Dataset entries:
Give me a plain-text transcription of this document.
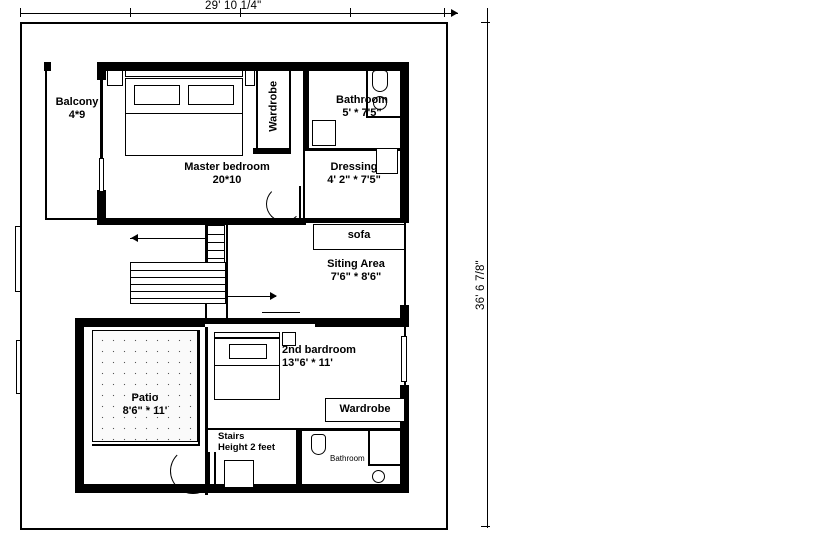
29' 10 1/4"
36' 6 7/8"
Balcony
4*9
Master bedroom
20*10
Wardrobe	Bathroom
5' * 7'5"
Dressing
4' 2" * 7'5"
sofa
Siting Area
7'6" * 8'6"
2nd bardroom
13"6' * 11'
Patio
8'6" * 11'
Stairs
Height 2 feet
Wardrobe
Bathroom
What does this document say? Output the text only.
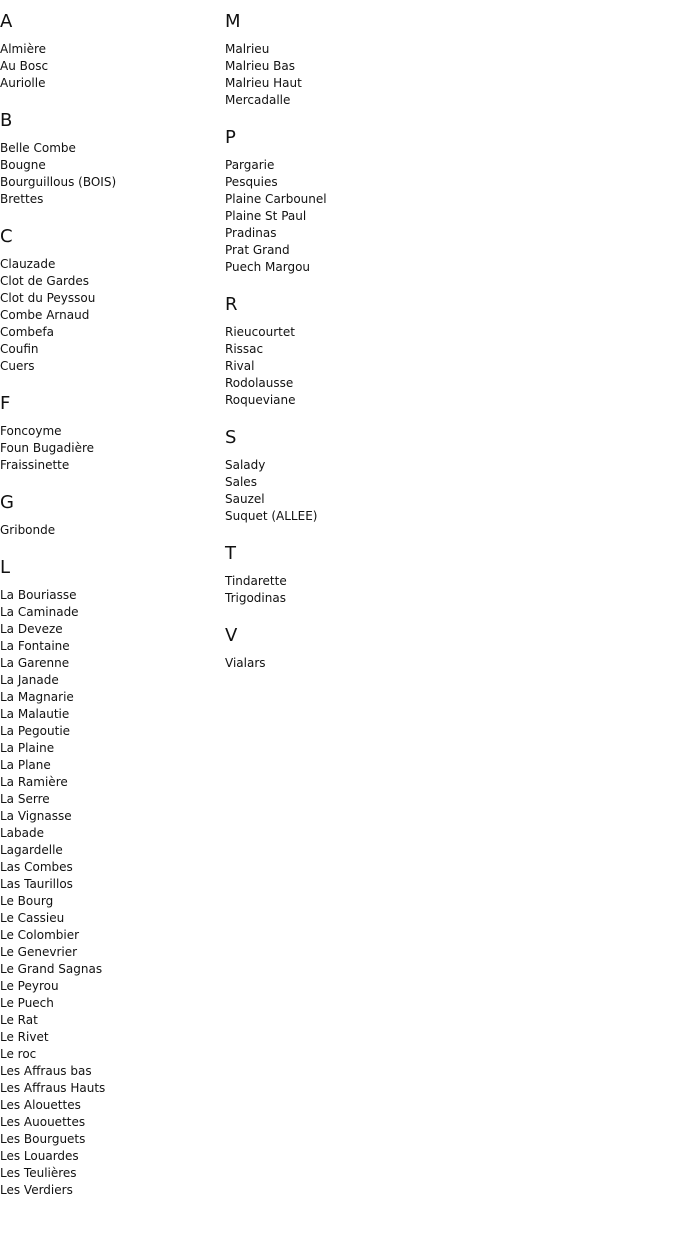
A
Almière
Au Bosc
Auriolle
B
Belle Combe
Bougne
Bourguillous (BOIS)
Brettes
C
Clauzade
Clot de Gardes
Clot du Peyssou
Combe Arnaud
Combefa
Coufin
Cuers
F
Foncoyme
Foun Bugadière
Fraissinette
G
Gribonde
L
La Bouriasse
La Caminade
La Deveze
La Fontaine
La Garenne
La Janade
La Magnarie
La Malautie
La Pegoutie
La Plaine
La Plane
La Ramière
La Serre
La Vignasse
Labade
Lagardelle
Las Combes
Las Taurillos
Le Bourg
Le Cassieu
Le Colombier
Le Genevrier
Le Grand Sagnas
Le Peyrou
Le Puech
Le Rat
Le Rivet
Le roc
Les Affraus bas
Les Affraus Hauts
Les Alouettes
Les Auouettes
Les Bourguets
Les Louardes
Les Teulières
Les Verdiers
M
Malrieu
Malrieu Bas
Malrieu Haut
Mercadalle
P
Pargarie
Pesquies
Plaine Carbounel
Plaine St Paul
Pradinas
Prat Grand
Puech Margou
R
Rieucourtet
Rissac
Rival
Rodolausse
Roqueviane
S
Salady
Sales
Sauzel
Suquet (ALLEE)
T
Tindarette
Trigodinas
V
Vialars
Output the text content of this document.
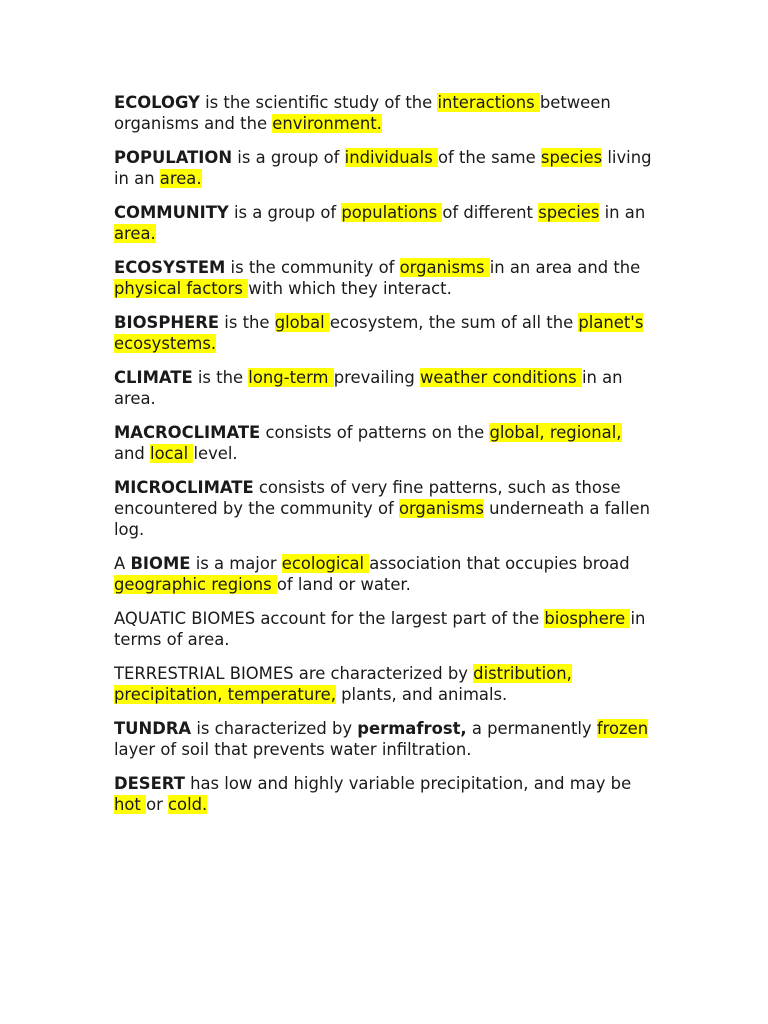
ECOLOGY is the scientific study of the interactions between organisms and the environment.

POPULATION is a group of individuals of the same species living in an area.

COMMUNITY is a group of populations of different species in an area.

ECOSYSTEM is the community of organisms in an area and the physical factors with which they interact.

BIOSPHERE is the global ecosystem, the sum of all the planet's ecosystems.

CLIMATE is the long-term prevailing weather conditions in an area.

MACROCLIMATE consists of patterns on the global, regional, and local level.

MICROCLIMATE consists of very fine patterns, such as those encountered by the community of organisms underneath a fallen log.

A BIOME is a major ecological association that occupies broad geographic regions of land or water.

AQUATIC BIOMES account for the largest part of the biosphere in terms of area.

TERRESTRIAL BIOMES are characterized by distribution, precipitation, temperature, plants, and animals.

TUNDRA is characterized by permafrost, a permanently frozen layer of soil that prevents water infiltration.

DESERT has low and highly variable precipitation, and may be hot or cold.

▶ _THE REQUEST_
Strip the images and reproduce the remaining records precisely.

▶ _THE COMPLETED TASK_
Give me a plain-text transcription of this document.
29' 10 1/4"
36' 6 7/8"
Balcony
4*9
Master bedroom
20*10
Wardrobe	Bathroom
5' * 7'5"
Dressing
4' 2" * 7'5"
sofa
Siting Area
7'6" * 8'6"
2nd bardroom
13"6' * 11'
Patio
8'6" * 11'
Stairs
Height 2 feet
Wardrobe
Bathroom
What does this document say? Output the text only.
A
Almière
Au Bosc
Auriolle
B
Belle Combe
Bougne
Bourguillous (BOIS)
Brettes
C
Clauzade
Clot de Gardes
Clot du Peyssou
Combe Arnaud
Combefa
Coufin
Cuers
F
Foncoyme
Foun Bugadière
Fraissinette
G
Gribonde
L
La Bouriasse
La Caminade
La Deveze
La Fontaine
La Garenne
La Janade
La Magnarie
La Malautie
La Pegoutie
La Plaine
La Plane
La Ramière
La Serre
La Vignasse
Labade
Lagardelle
Las Combes
Las Taurillos
Le Bourg
Le Cassieu
Le Colombier
Le Genevrier
Le Grand Sagnas
Le Peyrou
Le Puech
Le Rat
Le Rivet
Le roc
Les Affraus bas
Les Affraus Hauts
Les Alouettes
Les Auouettes
Les Bourguets
Les Louardes
Les Teulières
Les Verdiers
M
Malrieu
Malrieu Bas
Malrieu Haut
Mercadalle
P
Pargarie
Pesquies
Plaine Carbounel
Plaine St Paul
Pradinas
Prat Grand
Puech Margou
R
Rieucourtet
Rissac
Rival
Rodolausse
Roqueviane
S
Salady
Sales
Sauzel
Suquet (ALLEE)
T
Tindarette
Trigodinas
V
Vialars
Output the text content of this document.
ECOLOGY is the scientific study of the interactions between organisms and the environment.

POPULATION is a group of individuals of the same species living in an area.

COMMUNITY is a group of populations of different species in an area.

ECOSYSTEM is the community of organisms in an area and the physical factors with which they interact.

BIOSPHERE is the global ecosystem, the sum of all the planet's ecosystems.

CLIMATE is the long-term prevailing weather conditions in an area.

MACROCLIMATE consists of patterns on the global, regional, and local level.

MICROCLIMATE consists of very fine patterns, such as those encountered by the community of organisms underneath a fallen log.

A BIOME is a major ecological association that occupies broad geographic regions of land or water.

AQUATIC BIOMES account for the largest part of the biosphere in terms of area.

TERRESTRIAL BIOMES are characterized by distribution, precipitation, temperature, plants, and animals.

TUNDRA is characterized by permafrost, a permanently frozen layer of soil that prevents water infiltration.

DESERT has low and highly variable precipitation, and may be hot or cold.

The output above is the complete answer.